Task to complete: Go through the entries and transcribe each one exactly, dropping the pictures.

# start of Input data

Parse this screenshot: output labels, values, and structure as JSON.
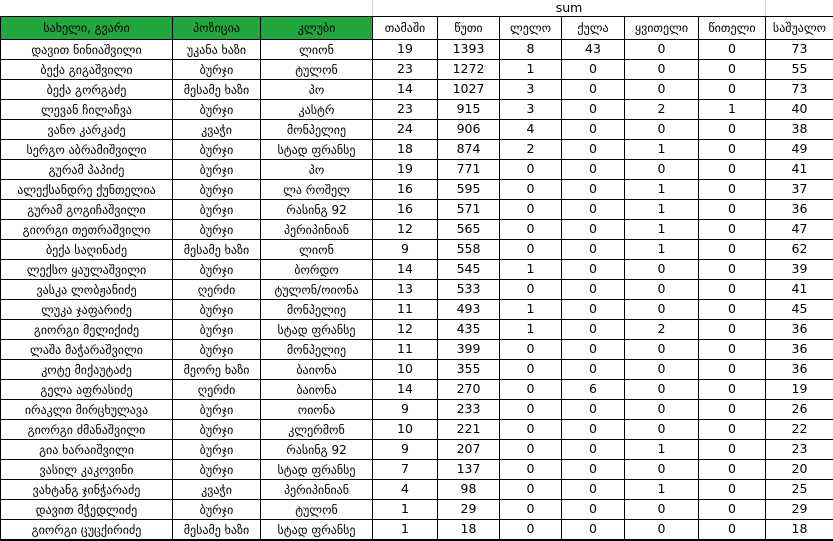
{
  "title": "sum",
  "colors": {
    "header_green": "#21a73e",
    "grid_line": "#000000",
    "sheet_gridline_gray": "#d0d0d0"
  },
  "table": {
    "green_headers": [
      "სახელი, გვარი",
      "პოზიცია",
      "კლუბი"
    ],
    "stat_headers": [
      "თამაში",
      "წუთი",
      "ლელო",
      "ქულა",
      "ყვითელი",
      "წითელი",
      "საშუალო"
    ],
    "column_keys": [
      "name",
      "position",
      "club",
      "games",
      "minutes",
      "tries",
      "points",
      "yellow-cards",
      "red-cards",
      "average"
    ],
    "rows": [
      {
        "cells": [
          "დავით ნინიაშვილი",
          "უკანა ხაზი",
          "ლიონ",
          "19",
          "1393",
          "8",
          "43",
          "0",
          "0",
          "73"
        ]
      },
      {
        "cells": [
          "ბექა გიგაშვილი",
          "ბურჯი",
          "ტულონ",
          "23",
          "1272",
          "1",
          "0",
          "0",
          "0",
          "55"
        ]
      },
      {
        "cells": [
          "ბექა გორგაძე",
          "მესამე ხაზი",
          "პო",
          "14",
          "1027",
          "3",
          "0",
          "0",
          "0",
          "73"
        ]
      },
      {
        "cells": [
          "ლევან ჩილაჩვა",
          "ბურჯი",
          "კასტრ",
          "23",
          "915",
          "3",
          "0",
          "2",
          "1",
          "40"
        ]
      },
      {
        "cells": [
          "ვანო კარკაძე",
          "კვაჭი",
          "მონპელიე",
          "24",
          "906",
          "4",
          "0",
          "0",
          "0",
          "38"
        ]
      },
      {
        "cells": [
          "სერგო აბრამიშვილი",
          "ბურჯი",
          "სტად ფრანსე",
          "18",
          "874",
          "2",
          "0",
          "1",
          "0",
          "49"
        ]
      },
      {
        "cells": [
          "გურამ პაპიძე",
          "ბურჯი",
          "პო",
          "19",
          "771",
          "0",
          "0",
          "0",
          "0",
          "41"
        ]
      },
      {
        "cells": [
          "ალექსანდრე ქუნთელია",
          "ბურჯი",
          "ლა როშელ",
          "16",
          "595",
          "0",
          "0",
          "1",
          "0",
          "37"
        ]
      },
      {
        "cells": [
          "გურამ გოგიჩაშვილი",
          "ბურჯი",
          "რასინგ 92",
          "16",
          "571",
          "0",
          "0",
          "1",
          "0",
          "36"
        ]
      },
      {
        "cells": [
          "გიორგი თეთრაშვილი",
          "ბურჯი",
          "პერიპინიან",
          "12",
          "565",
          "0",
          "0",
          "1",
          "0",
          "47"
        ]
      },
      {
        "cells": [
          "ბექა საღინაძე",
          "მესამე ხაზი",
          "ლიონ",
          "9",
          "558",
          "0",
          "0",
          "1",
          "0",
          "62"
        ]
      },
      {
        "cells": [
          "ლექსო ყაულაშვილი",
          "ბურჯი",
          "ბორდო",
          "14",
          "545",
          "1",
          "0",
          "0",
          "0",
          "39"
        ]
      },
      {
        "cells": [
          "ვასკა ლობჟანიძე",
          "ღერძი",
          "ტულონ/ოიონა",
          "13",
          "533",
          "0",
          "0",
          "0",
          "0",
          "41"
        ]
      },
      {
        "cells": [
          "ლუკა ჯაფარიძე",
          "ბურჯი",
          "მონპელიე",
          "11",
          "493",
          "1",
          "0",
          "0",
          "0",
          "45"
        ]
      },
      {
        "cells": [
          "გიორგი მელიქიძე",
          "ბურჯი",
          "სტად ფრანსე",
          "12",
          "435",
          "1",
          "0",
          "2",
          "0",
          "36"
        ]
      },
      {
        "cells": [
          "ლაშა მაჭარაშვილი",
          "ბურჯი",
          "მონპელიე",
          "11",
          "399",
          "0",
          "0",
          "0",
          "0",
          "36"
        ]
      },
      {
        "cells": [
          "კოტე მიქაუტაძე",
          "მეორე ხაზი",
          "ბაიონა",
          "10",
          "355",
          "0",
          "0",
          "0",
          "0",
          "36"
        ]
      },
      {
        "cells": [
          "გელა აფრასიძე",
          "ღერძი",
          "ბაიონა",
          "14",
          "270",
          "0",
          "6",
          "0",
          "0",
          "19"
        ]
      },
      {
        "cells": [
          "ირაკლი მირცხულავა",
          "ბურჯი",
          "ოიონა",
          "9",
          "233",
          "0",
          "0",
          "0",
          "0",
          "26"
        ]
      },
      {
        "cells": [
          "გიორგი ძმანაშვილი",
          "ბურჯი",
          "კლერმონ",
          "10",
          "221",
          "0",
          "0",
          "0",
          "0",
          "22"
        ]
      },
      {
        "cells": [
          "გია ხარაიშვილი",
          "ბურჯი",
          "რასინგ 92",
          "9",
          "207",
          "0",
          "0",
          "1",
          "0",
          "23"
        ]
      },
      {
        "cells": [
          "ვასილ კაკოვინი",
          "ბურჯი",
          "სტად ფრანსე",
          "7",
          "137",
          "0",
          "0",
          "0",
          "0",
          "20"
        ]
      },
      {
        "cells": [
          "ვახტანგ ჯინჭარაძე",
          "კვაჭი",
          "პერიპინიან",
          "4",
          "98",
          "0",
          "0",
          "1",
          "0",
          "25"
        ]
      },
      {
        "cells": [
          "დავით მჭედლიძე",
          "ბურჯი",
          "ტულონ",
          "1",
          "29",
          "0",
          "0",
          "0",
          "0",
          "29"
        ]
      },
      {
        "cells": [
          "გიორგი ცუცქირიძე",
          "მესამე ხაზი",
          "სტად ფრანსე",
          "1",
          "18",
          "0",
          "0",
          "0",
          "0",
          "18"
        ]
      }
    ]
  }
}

# end of Input data

The output:
Parse this screenshot: output labels, values, and structure as JSON.
{
  "title": "sum",
  "colors": {
    "header_green": "#21a73e",
    "grid_line": "#000000",
    "sheet_gridline_gray": "#d0d0d0"
  },
  "table": {
    "green_headers": [
      "სახელი, გვარი",
      "პოზიცია",
      "კლუბი"
    ],
    "stat_headers": [
      "თამაში",
      "წუთი",
      "ლელო",
      "ქულა",
      "ყვითელი",
      "წითელი",
      "საშუალო"
    ],
    "column_keys": [
      "name",
      "position",
      "club",
      "games",
      "minutes",
      "tries",
      "points",
      "yellow-cards",
      "red-cards",
      "average"
    ],
    "rows": [
      {
        "cells": [
          "დავით ნინიაშვილი",
          "უკანა ხაზი",
          "ლიონ",
          "19",
          "1393",
          "8",
          "43",
          "0",
          "0",
          "73"
        ]
      },
      {
        "cells": [
          "ბექა გიგაშვილი",
          "ბურჯი",
          "ტულონ",
          "23",
          "1272",
          "1",
          "0",
          "0",
          "0",
          "55"
        ]
      },
      {
        "cells": [
          "ბექა გორგაძე",
          "მესამე ხაზი",
          "პო",
          "14",
          "1027",
          "3",
          "0",
          "0",
          "0",
          "73"
        ]
      },
      {
        "cells": [
          "ლევან ჩილაჩვა",
          "ბურჯი",
          "კასტრ",
          "23",
          "915",
          "3",
          "0",
          "2",
          "1",
          "40"
        ]
      },
      {
        "cells": [
          "ვანო კარკაძე",
          "კვაჭი",
          "მონპელიე",
          "24",
          "906",
          "4",
          "0",
          "0",
          "0",
          "38"
        ]
      },
      {
        "cells": [
          "სერგო აბრამიშვილი",
          "ბურჯი",
          "სტად ფრანსე",
          "18",
          "874",
          "2",
          "0",
          "1",
          "0",
          "49"
        ]
      },
      {
        "cells": [
          "გურამ პაპიძე",
          "ბურჯი",
          "პო",
          "19",
          "771",
          "0",
          "0",
          "0",
          "0",
          "41"
        ]
      },
      {
        "cells": [
          "ალექსანდრე ქუნთელია",
          "ბურჯი",
          "ლა როშელ",
          "16",
          "595",
          "0",
          "0",
          "1",
          "0",
          "37"
        ]
      },
      {
        "cells": [
          "გურამ გოგიჩაშვილი",
          "ბურჯი",
          "რასინგ 92",
          "16",
          "571",
          "0",
          "0",
          "1",
          "0",
          "36"
        ]
      },
      {
        "cells": [
          "გიორგი თეთრაშვილი",
          "ბურჯი",
          "პერიპინიან",
          "12",
          "565",
          "0",
          "0",
          "1",
          "0",
          "47"
        ]
      },
      {
        "cells": [
          "ბექა საღინაძე",
          "მესამე ხაზი",
          "ლიონ",
          "9",
          "558",
          "0",
          "0",
          "1",
          "0",
          "62"
        ]
      },
      {
        "cells": [
          "ლექსო ყაულაშვილი",
          "ბურჯი",
          "ბორდო",
          "14",
          "545",
          "1",
          "0",
          "0",
          "0",
          "39"
        ]
      },
      {
        "cells": [
          "ვასკა ლობჟანიძე",
          "ღერძი",
          "ტულონ/ოიონა",
          "13",
          "533",
          "0",
          "0",
          "0",
          "0",
          "41"
        ]
      },
      {
        "cells": [
          "ლუკა ჯაფარიძე",
          "ბურჯი",
          "მონპელიე",
          "11",
          "493",
          "1",
          "0",
          "0",
          "0",
          "45"
        ]
      },
      {
        "cells": [
          "გიორგი მელიქიძე",
          "ბურჯი",
          "სტად ფრანსე",
          "12",
          "435",
          "1",
          "0",
          "2",
          "0",
          "36"
        ]
      },
      {
        "cells": [
          "ლაშა მაჭარაშვილი",
          "ბურჯი",
          "მონპელიე",
          "11",
          "399",
          "0",
          "0",
          "0",
          "0",
          "36"
        ]
      },
      {
        "cells": [
          "კოტე მიქაუტაძე",
          "მეორე ხაზი",
          "ბაიონა",
          "10",
          "355",
          "0",
          "0",
          "0",
          "0",
          "36"
        ]
      },
      {
        "cells": [
          "გელა აფრასიძე",
          "ღერძი",
          "ბაიონა",
          "14",
          "270",
          "0",
          "6",
          "0",
          "0",
          "19"
        ]
      },
      {
        "cells": [
          "ირაკლი მირცხულავა",
          "ბურჯი",
          "ოიონა",
          "9",
          "233",
          "0",
          "0",
          "0",
          "0",
          "26"
        ]
      },
      {
        "cells": [
          "გიორგი ძმანაშვილი",
          "ბურჯი",
          "კლერმონ",
          "10",
          "221",
          "0",
          "0",
          "0",
          "0",
          "22"
        ]
      },
      {
        "cells": [
          "გია ხარაიშვილი",
          "ბურჯი",
          "რასინგ 92",
          "9",
          "207",
          "0",
          "0",
          "1",
          "0",
          "23"
        ]
      },
      {
        "cells": [
          "ვასილ კაკოვინი",
          "ბურჯი",
          "სტად ფრანსე",
          "7",
          "137",
          "0",
          "0",
          "0",
          "0",
          "20"
        ]
      },
      {
        "cells": [
          "ვახტანგ ჯინჭარაძე",
          "კვაჭი",
          "პერიპინიან",
          "4",
          "98",
          "0",
          "0",
          "1",
          "0",
          "25"
        ]
      },
      {
        "cells": [
          "დავით მჭედლიძე",
          "ბურჯი",
          "ტულონ",
          "1",
          "29",
          "0",
          "0",
          "0",
          "0",
          "29"
        ]
      },
      {
        "cells": [
          "გიორგი ცუცქირიძე",
          "მესამე ხაზი",
          "სტად ფრანსე",
          "1",
          "18",
          "0",
          "0",
          "0",
          "0",
          "18"
        ]
      }
    ]
  }
}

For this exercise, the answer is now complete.